» WHAT TO WORK ON
Return all of the entries word for word, but omit the pictures they contain.

» STORED ROWS
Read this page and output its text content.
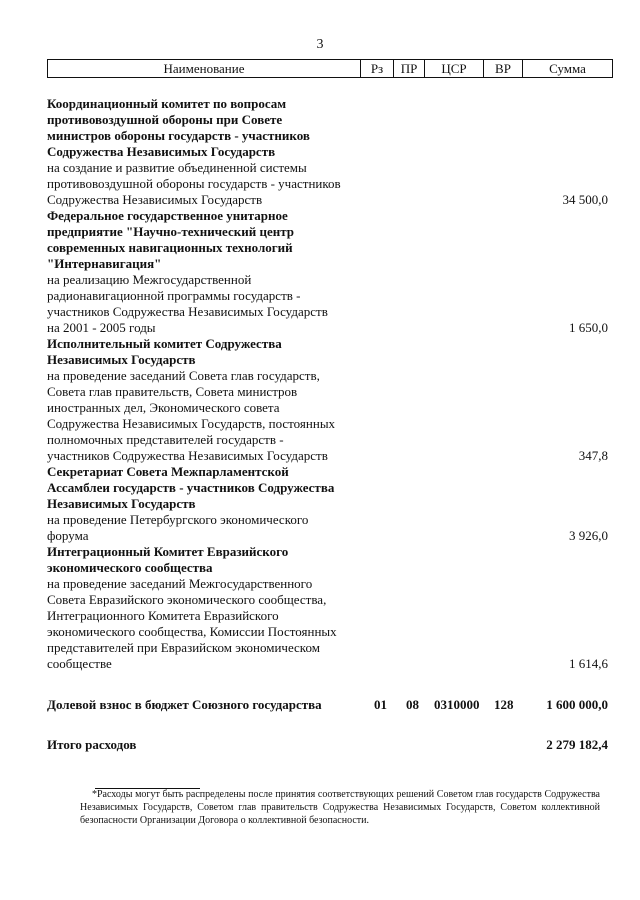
3
Наименование	Рз	ПР	ЦСР	ВР	Сумма
Координационный комитет по вопросам
противовоздушной обороны при Совете
министров обороны государств - участников
Содружества Независимых Государств
на создание и развитие объединенной системы
противовоздушной обороны государств - участников
Содружества Независимых Государств	34 500,0
Федеральное государственное унитарное
предприятие "Научно-технический центр
современных навигационных технологий
"Интернавигация"
на реализацию Межгосударственной
радионавигационной программы государств -
участников Содружества Независимых Государств
на 2001 - 2005 годы	1 650,0
Исполнительный комитет Содружества
Независимых Государств
на проведение заседаний Совета глав государств,
Совета глав правительств, Совета министров
иностранных дел, Экономического совета
Содружества Независимых Государств, постоянных
полномочных представителей государств -
участников Содружества Независимых Государств	347,8
Секретариат Совета Межпарламентской
Ассамблеи государств - участников Содружества
Независимых Государств
на проведение Петербургского экономического
форума	3 926,0
Интеграционный Комитет Евразийского
экономического сообщества
на проведение заседаний Межгосударственного
Совета Евразийского экономического сообщества,
Интеграционного Комитета Евразийского
экономического сообщества, Комиссии Постоянных
представителей при Евразийском экономическом
сообществе	1 614,6
Долевой взнос в бюджет Союзного государства	01 08 0310000 128	1 600 000,0
Итого расходов	2 279 182,4
*Расходы могут быть распределены после принятия соответствующих решений Советом глав государств Содружества Независимых Государств, Советом глав правительств Содружества Независимых Государств, Советом коллективной безопасности Организации Договора о коллективной безопасности.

» RESULT BELOW
Read this page and output its text content.
3
Наименование	Рз	ПР	ЦСР	ВР	Сумма
Координационный комитет по вопросам
противовоздушной обороны при Совете
министров обороны государств - участников
Содружества Независимых Государств
на создание и развитие объединенной системы
противовоздушной обороны государств - участников
Содружества Независимых Государств	34 500,0
Федеральное государственное унитарное
предприятие "Научно-технический центр
современных навигационных технологий
"Интернавигация"
на реализацию Межгосударственной
радионавигационной программы государств -
участников Содружества Независимых Государств
на 2001 - 2005 годы	1 650,0
Исполнительный комитет Содружества
Независимых Государств
на проведение заседаний Совета глав государств,
Совета глав правительств, Совета министров
иностранных дел, Экономического совета
Содружества Независимых Государств, постоянных
полномочных представителей государств -
участников Содружества Независимых Государств	347,8
Секретариат Совета Межпарламентской
Ассамблеи государств - участников Содружества
Независимых Государств
на проведение Петербургского экономического
форума	3 926,0
Интеграционный Комитет Евразийского
экономического сообщества
на проведение заседаний Межгосударственного
Совета Евразийского экономического сообщества,
Интеграционного Комитета Евразийского
экономического сообщества, Комиссии Постоянных
представителей при Евразийском экономическом
сообществе	1 614,6
Долевой взнос в бюджет Союзного государства	01 08 0310000 128	1 600 000,0
Итого расходов	2 279 182,4
*Расходы могут быть распределены после принятия соответствующих решений Советом глав государств Содружества Независимых Государств, Советом глав правительств Содружества Независимых Государств, Советом коллективной безопасности Организации Договора о коллективной безопасности.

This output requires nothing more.